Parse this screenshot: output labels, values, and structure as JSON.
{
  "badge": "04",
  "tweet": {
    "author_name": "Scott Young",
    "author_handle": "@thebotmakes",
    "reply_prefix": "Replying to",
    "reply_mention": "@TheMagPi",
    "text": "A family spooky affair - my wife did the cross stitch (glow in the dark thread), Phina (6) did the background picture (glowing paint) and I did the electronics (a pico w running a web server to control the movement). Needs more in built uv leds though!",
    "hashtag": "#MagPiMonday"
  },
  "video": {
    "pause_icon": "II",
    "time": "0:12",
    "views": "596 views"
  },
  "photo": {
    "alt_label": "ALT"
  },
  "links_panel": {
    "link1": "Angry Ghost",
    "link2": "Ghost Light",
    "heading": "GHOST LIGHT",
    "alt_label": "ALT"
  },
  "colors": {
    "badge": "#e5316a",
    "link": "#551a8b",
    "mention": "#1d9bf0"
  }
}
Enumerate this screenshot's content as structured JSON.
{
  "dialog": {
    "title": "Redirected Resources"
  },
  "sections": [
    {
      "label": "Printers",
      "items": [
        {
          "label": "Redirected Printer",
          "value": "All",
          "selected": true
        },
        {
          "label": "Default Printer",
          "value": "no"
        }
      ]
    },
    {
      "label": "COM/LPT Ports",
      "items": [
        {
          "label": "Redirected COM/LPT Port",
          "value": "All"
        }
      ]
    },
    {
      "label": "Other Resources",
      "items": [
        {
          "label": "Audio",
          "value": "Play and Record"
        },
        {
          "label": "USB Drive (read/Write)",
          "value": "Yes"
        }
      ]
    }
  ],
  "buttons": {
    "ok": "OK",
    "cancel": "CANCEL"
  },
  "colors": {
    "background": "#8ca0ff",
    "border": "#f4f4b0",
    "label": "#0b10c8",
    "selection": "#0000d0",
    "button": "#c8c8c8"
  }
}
****************
● **What you should do**:
Restate every entry word for word.

● **Output of the task**:
Parse this screenshot: output labels, values, and structure as JSON.
{
  "badge": "04",
  "tweet": {
    "author_name": "Scott Young",
    "author_handle": "@thebotmakes",
    "reply_prefix": "Replying to",
    "reply_mention": "@TheMagPi",
    "text": "A family spooky affair - my wife did the cross stitch (glow in the dark thread), Phina (6) did the background picture (glowing paint) and I did the electronics (a pico w running a web server to control the movement). Needs more in built uv leds though!",
    "hashtag": "#MagPiMonday"
  },
  "video": {
    "pause_icon": "II",
    "time": "0:12",
    "views": "596 views"
  },
  "photo": {
    "alt_label": "ALT"
  },
  "links_panel": {
    "link1": "Angry Ghost",
    "link2": "Ghost Light",
    "heading": "GHOST LIGHT",
    "alt_label": "ALT"
  },
  "colors": {
    "badge": "#e5316a",
    "link": "#551a8b",
    "mention": "#1d9bf0"
  }
}
Enumerate this screenshot's content as structured JSON.
{
  "dialog": {
    "title": "Redirected Resources"
  },
  "sections": [
    {
      "label": "Printers",
      "items": [
        {
          "label": "Redirected Printer",
          "value": "All",
          "selected": true
        },
        {
          "label": "Default Printer",
          "value": "no"
        }
      ]
    },
    {
      "label": "COM/LPT Ports",
      "items": [
        {
          "label": "Redirected COM/LPT Port",
          "value": "All"
        }
      ]
    },
    {
      "label": "Other Resources",
      "items": [
        {
          "label": "Audio",
          "value": "Play and Record"
        },
        {
          "label": "USB Drive (read/Write)",
          "value": "Yes"
        }
      ]
    }
  ],
  "buttons": {
    "ok": "OK",
    "cancel": "CANCEL"
  },
  "colors": {
    "background": "#8ca0ff",
    "border": "#f4f4b0",
    "label": "#0b10c8",
    "selection": "#0000d0",
    "button": "#c8c8c8"
  }
}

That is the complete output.